• **REQUIREMENT**:
Take every line from the listing below that includes "contracts" and copy it.

• **ENTRIES SHOWN**:
★ ★ ★ ★

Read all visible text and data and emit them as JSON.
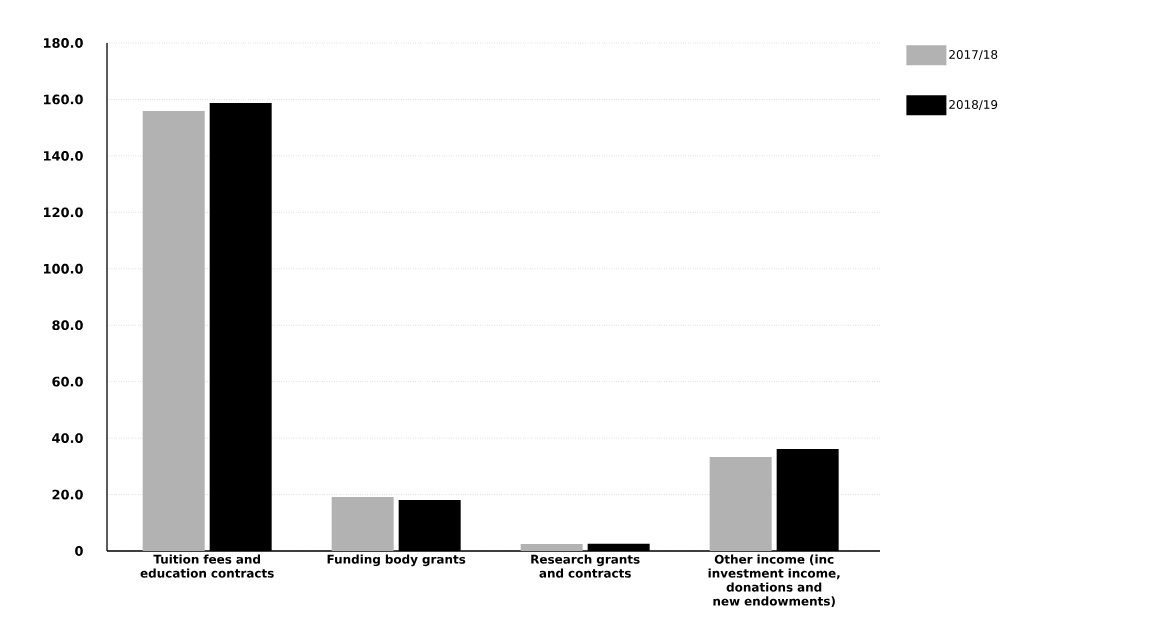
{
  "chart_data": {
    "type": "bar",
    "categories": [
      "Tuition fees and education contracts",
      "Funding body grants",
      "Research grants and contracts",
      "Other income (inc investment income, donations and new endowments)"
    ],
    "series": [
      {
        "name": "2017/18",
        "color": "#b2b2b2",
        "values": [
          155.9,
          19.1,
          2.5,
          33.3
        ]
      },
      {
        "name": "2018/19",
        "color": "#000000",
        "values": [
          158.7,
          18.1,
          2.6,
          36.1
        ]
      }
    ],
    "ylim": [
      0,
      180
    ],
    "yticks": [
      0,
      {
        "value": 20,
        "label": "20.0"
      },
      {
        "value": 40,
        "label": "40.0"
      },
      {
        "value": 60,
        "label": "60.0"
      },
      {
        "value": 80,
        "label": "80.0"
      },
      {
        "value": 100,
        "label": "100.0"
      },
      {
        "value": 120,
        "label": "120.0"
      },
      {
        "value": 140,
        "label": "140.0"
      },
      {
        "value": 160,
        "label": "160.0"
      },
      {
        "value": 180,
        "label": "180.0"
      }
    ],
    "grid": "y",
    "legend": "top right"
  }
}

★ ★ ★ ★

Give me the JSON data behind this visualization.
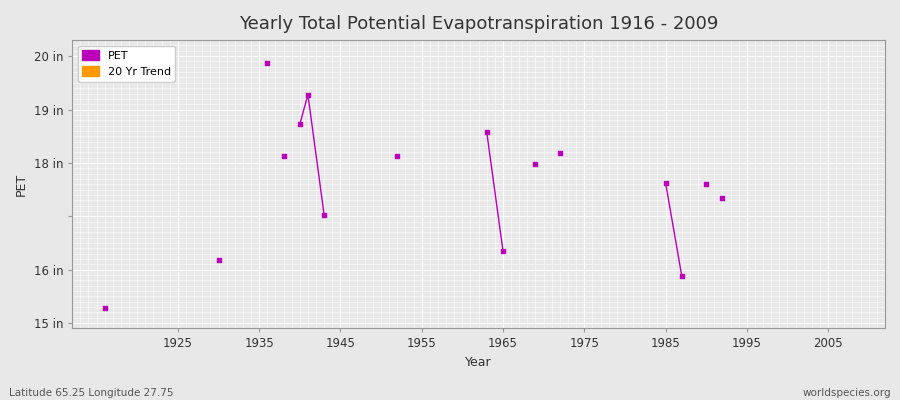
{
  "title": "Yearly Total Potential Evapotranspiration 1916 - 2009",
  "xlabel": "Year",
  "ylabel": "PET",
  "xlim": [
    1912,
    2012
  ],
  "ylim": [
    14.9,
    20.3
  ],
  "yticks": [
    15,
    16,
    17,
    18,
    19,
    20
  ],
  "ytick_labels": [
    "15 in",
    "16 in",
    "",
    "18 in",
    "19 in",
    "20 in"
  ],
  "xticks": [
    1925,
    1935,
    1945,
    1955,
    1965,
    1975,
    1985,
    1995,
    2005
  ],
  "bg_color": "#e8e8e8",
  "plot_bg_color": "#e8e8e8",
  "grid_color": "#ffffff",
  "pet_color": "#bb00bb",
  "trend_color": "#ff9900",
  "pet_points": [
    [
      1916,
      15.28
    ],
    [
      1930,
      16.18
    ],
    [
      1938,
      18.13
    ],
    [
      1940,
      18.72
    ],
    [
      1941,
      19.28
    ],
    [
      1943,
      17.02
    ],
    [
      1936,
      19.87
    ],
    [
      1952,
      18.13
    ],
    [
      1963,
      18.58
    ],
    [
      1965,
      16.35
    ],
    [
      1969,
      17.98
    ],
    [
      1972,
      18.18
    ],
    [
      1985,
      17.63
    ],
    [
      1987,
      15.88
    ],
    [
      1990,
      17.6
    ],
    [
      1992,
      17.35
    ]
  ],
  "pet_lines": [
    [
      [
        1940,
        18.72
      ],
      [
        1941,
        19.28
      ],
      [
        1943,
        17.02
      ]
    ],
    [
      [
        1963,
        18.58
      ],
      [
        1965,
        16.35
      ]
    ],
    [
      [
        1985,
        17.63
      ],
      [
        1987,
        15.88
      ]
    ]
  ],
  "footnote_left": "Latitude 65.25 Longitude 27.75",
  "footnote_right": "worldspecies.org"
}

★ ★ ★ ★

• **WORKED SOLUTION**:
      "Tuition fees and education contracts",
      "Research grants and contracts",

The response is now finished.